• DATA LISTING:
==================================================

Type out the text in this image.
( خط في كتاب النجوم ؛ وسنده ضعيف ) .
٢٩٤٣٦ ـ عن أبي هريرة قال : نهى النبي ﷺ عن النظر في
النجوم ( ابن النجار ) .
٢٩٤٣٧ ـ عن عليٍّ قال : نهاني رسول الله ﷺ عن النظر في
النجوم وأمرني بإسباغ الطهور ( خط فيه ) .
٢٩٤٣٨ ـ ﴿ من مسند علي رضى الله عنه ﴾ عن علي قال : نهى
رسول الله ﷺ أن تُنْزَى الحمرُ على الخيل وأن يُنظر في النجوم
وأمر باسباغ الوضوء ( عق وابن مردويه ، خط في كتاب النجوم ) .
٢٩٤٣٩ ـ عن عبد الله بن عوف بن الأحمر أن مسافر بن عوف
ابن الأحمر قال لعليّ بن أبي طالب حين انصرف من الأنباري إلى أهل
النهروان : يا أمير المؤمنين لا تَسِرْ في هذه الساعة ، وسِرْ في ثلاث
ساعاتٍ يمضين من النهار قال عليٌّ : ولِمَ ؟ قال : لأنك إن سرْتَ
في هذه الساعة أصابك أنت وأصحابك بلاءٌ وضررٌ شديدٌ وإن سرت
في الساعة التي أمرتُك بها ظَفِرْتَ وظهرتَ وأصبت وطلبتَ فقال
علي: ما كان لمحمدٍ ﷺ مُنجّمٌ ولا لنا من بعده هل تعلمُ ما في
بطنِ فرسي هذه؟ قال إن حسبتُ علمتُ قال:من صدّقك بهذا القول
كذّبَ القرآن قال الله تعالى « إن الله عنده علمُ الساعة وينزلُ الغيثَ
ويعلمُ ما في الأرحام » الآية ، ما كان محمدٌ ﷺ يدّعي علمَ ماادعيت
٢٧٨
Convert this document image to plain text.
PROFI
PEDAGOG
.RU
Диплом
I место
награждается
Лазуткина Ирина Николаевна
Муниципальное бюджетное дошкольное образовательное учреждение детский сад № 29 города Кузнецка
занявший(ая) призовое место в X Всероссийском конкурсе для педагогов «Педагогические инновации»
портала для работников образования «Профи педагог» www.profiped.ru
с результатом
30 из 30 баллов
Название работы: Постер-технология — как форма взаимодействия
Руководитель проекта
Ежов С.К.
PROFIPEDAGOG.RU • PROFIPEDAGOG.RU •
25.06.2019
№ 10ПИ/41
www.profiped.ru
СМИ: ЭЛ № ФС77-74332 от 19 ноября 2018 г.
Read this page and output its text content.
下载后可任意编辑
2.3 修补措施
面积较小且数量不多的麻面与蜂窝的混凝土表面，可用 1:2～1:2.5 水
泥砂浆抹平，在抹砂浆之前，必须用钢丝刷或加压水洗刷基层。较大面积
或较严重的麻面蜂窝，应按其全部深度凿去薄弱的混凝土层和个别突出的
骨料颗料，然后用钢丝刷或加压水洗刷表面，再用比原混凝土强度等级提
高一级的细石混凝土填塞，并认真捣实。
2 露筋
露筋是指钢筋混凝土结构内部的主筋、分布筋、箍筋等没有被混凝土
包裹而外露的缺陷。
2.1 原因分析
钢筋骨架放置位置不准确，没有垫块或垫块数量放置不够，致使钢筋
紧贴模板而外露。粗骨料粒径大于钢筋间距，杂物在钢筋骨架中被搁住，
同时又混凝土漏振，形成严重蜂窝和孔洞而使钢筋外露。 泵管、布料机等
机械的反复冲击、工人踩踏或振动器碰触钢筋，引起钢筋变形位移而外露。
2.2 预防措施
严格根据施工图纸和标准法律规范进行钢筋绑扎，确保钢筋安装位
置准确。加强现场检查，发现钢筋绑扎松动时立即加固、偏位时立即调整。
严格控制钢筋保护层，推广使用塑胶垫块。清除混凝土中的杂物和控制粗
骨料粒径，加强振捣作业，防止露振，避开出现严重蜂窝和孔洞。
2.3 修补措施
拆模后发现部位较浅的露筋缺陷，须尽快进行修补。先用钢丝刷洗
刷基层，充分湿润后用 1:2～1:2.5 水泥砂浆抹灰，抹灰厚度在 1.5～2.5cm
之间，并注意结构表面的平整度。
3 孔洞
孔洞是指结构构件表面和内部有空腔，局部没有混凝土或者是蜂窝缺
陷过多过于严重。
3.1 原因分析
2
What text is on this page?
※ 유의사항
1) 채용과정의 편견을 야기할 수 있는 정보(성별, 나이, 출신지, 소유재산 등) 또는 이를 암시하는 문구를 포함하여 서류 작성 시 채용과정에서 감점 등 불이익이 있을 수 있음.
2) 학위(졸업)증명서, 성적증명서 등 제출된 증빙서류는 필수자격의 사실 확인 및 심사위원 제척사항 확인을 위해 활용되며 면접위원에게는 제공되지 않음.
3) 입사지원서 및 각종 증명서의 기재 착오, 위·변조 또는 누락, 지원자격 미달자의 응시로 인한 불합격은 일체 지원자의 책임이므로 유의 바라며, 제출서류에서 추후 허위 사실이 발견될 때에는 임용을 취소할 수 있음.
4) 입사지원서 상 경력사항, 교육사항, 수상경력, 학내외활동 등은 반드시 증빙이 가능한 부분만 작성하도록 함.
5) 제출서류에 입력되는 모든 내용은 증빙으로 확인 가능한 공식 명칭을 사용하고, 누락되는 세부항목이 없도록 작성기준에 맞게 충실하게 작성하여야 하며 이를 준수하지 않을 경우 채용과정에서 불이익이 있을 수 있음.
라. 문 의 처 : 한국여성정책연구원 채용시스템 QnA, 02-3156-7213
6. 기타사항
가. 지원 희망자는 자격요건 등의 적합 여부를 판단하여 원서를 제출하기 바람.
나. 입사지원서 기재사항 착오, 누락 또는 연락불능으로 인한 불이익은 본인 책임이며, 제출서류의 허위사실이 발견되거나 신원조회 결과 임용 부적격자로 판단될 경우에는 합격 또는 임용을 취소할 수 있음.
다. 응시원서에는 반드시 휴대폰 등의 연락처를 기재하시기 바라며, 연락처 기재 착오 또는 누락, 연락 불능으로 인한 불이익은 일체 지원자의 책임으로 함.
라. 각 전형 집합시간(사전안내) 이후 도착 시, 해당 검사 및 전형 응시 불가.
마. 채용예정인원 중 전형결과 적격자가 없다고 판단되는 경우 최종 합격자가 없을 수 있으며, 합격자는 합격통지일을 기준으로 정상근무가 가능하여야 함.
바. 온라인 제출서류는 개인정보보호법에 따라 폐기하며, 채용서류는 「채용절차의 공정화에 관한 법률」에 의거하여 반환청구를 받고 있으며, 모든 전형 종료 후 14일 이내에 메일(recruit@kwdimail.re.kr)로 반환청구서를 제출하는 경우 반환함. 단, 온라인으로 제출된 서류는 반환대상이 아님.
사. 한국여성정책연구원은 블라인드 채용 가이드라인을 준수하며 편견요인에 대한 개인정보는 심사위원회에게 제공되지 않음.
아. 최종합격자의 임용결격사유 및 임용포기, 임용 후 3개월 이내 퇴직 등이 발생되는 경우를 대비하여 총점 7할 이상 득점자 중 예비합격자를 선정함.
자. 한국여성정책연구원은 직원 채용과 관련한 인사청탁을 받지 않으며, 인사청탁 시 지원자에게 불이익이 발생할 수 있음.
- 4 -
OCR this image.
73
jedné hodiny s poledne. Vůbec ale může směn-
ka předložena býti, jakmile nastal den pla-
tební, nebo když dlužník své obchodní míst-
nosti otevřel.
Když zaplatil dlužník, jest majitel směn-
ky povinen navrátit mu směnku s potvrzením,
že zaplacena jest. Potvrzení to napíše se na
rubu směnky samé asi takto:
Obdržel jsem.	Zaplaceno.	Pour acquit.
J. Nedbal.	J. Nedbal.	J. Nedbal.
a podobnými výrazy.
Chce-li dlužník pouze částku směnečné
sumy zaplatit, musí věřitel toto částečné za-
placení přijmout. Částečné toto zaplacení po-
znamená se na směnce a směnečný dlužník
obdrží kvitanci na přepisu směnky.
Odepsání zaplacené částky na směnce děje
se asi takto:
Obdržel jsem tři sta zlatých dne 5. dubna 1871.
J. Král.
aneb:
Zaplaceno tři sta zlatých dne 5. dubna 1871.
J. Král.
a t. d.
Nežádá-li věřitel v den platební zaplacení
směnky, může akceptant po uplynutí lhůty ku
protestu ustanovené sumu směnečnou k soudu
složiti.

==================================================

• EXERCISE TASK:
From the data above, gather every line that includes the word "النظر".

• EXERCISE OUTPUT:
٢٩٤٣٦ ـ عن أبي هريرة قال : نهى النبي ﷺ عن النظر في
٢٩٤٣٧ ـ عن عليٍّ قال : نهاني رسول الله ﷺ عن النظر في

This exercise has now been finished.